Bisakah Anda mencetak ulang sebagian ulasan film di bawah, dimulai dari kata-kata yang memuat "apartment trilogy review" dan berhenti setelah "kosong untuk sementara."?

[Teks Sumber]:
● ● ● ●

Performa Mia Farrow sungguh impresif, terutama transisi fisik dengan rambut pendek, muka pucat serta tubuh lebih kurus, mempertegas misteri yang menimpa dirinya.

Saya suka dengan sorotan kamera terhadap landskap Kota New York yang mendekati gedung apartemen kuno dalam kredit pembuka.

Begitu pula sebaliknya kamera menjauh dalam kredit penutup, diselingi oleh tema musik dengan latar vokal bergaya mistis.

Bersama dengan Chinatown (1974), film Rosemary’s Baby adalah mahakarya terbaik Polanski sepanjang karirnya hingga saat ini.   

Score: 3.5 / 4 stars

Rosemary’s Baby | 1968 | Pemain: Mia Farrow, John Cassavetes, Ruth Gordon, Sidney Blackmer, Maurice Evans, Ralph Bellamy | Produser: William Castle | Penulis: Berdasarkan novel Rosemary’s Baby karya Ira Levin. Naskah: Roman Polanski | Musik: Krzysztof Komeda | Sinematografi: William A. Fraker | Distributor: Paramount Pictures | Negara: Amerika Serikat | Durasi: 136 menit


apartment trilogy review ulasan sinopsis the tenant
Paramount Pictures
The Tenant (1976)

The Tenant mengisahkan Trelkovsky (Roman Polanski) menyewa unit apartemen kosong untuk sementara.

Ia ditinggalkan oleh seorang wanita bernama Choule yang mencoba bunuh diri, lalu berada di rumah sakit dalam keadaan koma.

Sejak saat itu, sejumlah kejadian janggal menimpa Trelkovsky yang kerap ditegur oleh pemilik apartemen yakni Monsieur Zy (Melvyn Douglas).

Ia dituduh Monsieur Zy sering membuat kegaduhan, kontras dengan seorang tetangga yang meminta maaf kepadanya karena telah membuat kegaduhan.

● ● ● ●

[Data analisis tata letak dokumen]
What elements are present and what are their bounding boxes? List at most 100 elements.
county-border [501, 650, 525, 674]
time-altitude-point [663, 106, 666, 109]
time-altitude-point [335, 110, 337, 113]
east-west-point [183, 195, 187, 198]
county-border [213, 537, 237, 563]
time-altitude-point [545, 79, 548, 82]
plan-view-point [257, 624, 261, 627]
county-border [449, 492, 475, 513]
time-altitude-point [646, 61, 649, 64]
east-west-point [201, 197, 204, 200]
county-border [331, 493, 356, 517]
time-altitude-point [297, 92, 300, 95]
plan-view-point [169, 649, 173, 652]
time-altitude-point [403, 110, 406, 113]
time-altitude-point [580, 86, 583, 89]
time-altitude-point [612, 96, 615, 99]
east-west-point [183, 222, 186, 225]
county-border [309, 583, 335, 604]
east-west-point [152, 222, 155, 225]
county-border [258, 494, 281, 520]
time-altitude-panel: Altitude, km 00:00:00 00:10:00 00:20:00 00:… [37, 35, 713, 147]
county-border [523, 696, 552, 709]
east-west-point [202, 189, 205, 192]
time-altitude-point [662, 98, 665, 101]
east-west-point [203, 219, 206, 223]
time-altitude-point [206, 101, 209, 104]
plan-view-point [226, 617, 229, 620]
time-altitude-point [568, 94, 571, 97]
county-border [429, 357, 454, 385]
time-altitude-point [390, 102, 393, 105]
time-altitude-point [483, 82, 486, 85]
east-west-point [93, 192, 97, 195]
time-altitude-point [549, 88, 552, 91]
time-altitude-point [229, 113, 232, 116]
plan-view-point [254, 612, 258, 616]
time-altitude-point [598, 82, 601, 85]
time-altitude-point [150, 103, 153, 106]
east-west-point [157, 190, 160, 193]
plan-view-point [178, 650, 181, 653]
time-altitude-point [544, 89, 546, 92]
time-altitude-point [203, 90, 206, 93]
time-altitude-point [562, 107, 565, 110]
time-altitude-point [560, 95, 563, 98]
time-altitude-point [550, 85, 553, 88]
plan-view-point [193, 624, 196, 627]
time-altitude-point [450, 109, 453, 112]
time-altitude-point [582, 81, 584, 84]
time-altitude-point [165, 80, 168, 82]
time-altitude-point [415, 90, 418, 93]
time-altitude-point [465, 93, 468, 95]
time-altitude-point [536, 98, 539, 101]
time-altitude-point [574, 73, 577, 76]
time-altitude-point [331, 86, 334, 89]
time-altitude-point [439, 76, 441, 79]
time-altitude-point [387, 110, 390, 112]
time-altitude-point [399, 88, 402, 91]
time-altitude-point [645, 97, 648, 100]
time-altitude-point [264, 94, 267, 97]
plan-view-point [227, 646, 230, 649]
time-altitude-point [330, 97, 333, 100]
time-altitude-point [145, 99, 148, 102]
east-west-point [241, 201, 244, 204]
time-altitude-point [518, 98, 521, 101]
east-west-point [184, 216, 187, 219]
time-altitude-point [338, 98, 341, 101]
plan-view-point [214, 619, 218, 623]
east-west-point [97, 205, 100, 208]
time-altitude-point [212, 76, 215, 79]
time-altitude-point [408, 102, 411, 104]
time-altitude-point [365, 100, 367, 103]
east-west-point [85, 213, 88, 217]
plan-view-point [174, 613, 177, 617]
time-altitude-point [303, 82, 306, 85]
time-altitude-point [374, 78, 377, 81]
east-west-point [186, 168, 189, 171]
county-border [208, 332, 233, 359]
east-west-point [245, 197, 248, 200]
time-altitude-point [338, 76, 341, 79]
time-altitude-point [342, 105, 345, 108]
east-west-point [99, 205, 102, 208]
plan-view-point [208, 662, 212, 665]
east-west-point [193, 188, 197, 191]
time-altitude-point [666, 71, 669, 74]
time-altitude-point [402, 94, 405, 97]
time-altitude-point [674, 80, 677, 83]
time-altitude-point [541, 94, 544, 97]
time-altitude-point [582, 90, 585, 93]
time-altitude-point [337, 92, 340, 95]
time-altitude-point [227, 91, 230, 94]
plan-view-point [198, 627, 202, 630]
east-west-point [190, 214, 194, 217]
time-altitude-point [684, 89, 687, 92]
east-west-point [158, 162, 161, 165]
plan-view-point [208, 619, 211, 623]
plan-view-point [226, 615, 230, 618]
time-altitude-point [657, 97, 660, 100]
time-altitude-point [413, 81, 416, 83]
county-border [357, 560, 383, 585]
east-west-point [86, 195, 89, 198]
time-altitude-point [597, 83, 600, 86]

● ● ● ●

[Hasil Pengerjaan]:
apartment trilogy review ulasan sinopsis the tenant
Paramount Pictures
The Tenant (1976)

The Tenant mengisahkan Trelkovsky (Roman Polanski) menyewa unit apartemen kosong untuk sementara.